** begin Data supplied **

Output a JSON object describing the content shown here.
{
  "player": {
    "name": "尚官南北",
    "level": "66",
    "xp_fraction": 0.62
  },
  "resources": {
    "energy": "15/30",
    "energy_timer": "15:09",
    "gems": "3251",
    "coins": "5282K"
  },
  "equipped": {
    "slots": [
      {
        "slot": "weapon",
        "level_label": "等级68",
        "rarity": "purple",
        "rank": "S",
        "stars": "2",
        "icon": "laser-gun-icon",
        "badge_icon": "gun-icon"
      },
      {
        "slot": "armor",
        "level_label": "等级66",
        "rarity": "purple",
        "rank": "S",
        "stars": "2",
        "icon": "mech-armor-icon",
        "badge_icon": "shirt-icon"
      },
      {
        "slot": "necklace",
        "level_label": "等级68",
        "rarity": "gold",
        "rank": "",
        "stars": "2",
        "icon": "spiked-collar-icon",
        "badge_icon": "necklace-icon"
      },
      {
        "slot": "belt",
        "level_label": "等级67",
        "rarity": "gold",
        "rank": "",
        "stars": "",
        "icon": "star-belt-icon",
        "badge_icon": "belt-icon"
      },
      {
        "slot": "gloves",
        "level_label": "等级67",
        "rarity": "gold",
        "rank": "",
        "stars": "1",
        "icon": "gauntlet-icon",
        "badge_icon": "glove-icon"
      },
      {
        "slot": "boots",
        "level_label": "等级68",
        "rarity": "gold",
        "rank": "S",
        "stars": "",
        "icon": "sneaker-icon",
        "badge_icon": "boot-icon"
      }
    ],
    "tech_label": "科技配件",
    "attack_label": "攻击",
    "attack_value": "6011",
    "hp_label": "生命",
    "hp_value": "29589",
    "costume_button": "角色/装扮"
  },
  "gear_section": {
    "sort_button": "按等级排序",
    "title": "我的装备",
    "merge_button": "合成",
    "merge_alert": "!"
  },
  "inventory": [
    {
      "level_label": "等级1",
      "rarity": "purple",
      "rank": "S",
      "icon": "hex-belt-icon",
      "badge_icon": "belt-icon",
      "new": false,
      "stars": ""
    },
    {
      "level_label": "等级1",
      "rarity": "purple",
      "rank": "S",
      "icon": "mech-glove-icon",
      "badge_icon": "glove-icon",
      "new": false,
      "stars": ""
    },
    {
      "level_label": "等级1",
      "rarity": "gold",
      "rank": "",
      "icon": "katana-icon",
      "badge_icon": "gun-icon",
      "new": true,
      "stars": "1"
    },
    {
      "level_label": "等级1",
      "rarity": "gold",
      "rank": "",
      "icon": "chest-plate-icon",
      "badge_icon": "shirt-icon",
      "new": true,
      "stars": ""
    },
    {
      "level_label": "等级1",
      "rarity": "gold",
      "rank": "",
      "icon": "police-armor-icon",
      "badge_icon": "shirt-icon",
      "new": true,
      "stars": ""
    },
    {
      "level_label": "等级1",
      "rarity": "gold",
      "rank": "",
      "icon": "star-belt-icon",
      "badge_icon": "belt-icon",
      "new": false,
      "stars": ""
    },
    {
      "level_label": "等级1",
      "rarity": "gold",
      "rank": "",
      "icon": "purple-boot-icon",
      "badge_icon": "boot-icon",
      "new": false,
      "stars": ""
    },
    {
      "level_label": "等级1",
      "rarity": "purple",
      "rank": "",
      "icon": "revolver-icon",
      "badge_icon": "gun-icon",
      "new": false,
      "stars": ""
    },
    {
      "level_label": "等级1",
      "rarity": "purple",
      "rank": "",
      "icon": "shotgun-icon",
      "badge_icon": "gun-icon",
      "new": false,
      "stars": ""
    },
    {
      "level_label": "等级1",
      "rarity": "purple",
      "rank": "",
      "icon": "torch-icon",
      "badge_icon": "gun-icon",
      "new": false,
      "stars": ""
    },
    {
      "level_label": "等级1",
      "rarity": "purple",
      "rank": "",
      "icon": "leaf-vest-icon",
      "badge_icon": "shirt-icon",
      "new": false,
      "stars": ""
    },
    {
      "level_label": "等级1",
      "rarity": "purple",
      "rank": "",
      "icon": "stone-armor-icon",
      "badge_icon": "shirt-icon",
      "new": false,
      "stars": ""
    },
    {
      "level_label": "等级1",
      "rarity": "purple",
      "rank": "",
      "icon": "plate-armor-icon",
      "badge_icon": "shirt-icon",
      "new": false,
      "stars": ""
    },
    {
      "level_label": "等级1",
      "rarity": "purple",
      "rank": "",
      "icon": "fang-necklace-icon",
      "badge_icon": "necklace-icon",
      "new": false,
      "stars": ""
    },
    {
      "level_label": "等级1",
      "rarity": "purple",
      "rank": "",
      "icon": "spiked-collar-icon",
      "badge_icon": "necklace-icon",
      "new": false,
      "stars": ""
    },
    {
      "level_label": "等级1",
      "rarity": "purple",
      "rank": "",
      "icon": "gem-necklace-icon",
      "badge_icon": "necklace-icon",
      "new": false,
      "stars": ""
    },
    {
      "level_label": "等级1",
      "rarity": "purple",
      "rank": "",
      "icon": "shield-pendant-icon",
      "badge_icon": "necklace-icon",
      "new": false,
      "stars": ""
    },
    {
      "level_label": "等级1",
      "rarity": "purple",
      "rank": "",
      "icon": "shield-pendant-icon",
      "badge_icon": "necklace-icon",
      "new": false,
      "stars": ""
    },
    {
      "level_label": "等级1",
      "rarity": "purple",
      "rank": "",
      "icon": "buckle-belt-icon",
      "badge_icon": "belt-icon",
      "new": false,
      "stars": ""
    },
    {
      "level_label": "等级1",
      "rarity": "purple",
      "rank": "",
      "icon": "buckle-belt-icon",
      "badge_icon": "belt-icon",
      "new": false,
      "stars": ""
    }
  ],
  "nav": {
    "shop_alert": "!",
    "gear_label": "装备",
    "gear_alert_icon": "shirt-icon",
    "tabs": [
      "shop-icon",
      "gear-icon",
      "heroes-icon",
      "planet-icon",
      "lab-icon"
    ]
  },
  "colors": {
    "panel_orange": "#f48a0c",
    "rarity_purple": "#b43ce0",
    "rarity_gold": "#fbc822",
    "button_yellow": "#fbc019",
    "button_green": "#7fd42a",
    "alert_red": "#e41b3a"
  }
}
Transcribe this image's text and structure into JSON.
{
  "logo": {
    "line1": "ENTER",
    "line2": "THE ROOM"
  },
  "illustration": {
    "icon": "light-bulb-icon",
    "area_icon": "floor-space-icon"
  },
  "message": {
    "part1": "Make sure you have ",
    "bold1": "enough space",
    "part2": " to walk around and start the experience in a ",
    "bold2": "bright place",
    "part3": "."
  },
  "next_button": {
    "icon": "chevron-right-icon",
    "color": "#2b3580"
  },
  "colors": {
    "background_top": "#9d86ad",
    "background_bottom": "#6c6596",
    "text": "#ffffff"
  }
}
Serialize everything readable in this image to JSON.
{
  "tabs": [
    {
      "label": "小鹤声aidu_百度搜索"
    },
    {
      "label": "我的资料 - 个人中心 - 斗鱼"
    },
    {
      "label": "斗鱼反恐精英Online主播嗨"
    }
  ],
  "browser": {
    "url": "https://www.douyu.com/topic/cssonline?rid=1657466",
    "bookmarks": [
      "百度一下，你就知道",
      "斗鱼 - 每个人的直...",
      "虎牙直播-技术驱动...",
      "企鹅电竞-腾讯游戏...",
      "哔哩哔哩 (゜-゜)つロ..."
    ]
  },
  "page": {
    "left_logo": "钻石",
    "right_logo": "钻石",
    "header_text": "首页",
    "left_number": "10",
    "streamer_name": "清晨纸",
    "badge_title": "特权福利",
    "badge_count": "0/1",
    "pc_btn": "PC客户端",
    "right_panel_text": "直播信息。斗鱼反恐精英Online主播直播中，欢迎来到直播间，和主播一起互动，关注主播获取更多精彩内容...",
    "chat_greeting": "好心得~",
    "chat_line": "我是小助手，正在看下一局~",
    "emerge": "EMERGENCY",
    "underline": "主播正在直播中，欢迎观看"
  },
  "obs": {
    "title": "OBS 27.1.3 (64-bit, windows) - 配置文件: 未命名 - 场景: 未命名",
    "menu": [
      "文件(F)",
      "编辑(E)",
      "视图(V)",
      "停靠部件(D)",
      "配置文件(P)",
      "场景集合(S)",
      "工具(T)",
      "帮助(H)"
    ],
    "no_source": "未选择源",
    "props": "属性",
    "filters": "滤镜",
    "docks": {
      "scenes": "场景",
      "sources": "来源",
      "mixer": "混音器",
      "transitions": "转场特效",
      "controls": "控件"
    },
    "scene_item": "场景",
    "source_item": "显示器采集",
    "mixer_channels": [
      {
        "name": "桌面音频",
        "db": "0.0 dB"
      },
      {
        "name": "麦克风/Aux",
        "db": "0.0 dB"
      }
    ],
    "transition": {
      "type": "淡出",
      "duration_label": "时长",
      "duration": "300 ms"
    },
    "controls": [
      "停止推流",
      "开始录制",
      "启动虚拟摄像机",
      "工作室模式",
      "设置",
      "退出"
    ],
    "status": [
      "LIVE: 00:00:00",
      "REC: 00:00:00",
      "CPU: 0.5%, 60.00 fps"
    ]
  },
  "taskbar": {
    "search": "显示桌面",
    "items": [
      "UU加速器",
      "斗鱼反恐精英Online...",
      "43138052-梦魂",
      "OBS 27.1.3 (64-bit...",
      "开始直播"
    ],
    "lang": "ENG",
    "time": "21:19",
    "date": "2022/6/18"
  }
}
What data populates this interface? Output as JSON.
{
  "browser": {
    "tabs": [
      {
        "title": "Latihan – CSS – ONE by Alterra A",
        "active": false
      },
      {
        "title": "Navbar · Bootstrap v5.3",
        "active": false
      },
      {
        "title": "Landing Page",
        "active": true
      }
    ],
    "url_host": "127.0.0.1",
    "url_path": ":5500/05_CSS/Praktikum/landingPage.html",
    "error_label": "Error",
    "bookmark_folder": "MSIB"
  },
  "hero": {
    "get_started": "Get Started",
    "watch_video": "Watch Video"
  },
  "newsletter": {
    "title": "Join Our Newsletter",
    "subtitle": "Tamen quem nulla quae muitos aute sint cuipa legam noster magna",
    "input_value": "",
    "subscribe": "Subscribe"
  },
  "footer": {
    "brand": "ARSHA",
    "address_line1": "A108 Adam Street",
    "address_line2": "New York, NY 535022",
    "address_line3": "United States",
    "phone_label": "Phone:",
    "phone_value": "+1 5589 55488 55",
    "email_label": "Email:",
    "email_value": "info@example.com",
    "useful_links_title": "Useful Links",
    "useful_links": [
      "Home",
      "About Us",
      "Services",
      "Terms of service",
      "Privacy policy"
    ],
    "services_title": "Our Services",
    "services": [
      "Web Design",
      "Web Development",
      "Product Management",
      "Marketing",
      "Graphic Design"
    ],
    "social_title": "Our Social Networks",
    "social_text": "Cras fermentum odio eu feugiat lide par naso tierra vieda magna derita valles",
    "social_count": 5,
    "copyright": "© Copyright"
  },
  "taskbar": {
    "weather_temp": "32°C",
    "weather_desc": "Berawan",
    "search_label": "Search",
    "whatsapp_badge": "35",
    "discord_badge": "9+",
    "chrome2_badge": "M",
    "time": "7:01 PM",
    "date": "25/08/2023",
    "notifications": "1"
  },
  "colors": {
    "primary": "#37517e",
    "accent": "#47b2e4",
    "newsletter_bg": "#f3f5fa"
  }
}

** end Data supplied **

Task statement:
Identify the lines that hold the word "Output". Copy every one of them.

Expected answer:
Output a JSON object describing the content shown here.
What data populates this interface? Output as JSON.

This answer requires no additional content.